MATERIAL FOR THE TASK:
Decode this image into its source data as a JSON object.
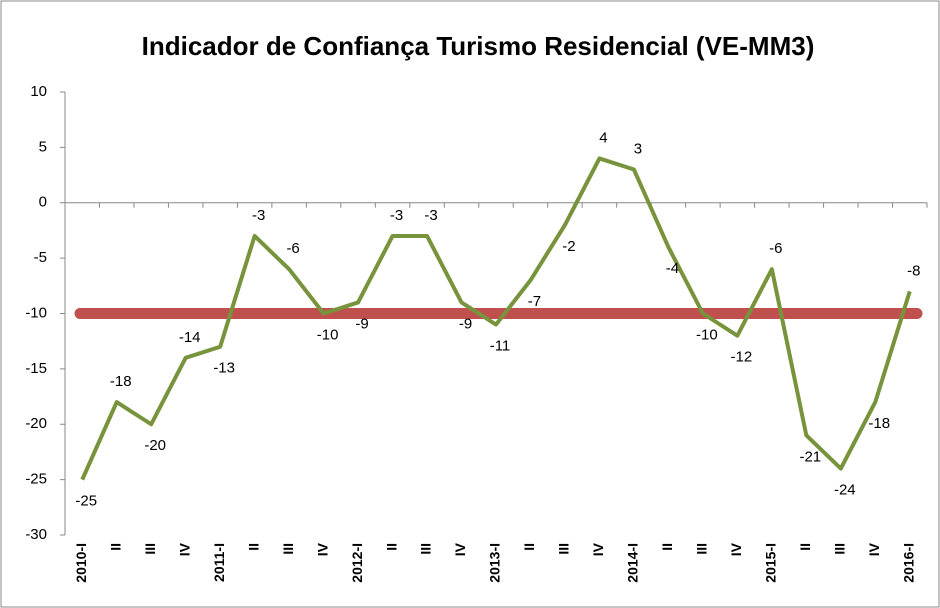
{
  "chart_data": {
    "type": "line",
    "title": "Indicador de Confiança Turismo Residencial (VE-MM3)",
    "categories": [
      "2010-I",
      "II",
      "III",
      "IV",
      "2011-I",
      "II",
      "III",
      "IV",
      "2012-I",
      "II",
      "III",
      "IV",
      "2013-I",
      "II",
      "III",
      "IV",
      "2014-I",
      "II",
      "III",
      "IV",
      "2015-I",
      "II",
      "III",
      "IV",
      "2016-I"
    ],
    "series": [
      {
        "color": "#77933c",
        "values": [
          -25,
          -18,
          -20,
          -14,
          -13,
          -3,
          -6,
          -10,
          -9,
          -3,
          -3,
          -9,
          -11,
          -7,
          -2,
          4,
          3,
          -4,
          -10,
          -12,
          -6,
          -21,
          -24,
          -18,
          -8
        ]
      }
    ],
    "reference_line": {
      "value": -10,
      "color": "#c0504d"
    },
    "ylim": [
      -30,
      10
    ],
    "yticks": [
      10,
      5,
      0,
      -5,
      -10,
      -15,
      -20,
      -25,
      -30
    ],
    "grid": false
  }
}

EXERCISE INSTRUCTIONS: Reproduce all of the data exactly; the pictures do not belong in the copy.

FULL SOLUTION:
Decode this image into its source data as a JSON object.
{
  "chart_data": {
    "type": "line",
    "title": "Indicador de Confiança Turismo Residencial (VE-MM3)",
    "categories": [
      "2010-I",
      "II",
      "III",
      "IV",
      "2011-I",
      "II",
      "III",
      "IV",
      "2012-I",
      "II",
      "III",
      "IV",
      "2013-I",
      "II",
      "III",
      "IV",
      "2014-I",
      "II",
      "III",
      "IV",
      "2015-I",
      "II",
      "III",
      "IV",
      "2016-I"
    ],
    "series": [
      {
        "color": "#77933c",
        "values": [
          -25,
          -18,
          -20,
          -14,
          -13,
          -3,
          -6,
          -10,
          -9,
          -3,
          -3,
          -9,
          -11,
          -7,
          -2,
          4,
          3,
          -4,
          -10,
          -12,
          -6,
          -21,
          -24,
          -18,
          -8
        ]
      }
    ],
    "reference_line": {
      "value": -10,
      "color": "#c0504d"
    },
    "ylim": [
      -30,
      10
    ],
    "yticks": [
      10,
      5,
      0,
      -5,
      -10,
      -15,
      -20,
      -25,
      -30
    ],
    "grid": false
  }
}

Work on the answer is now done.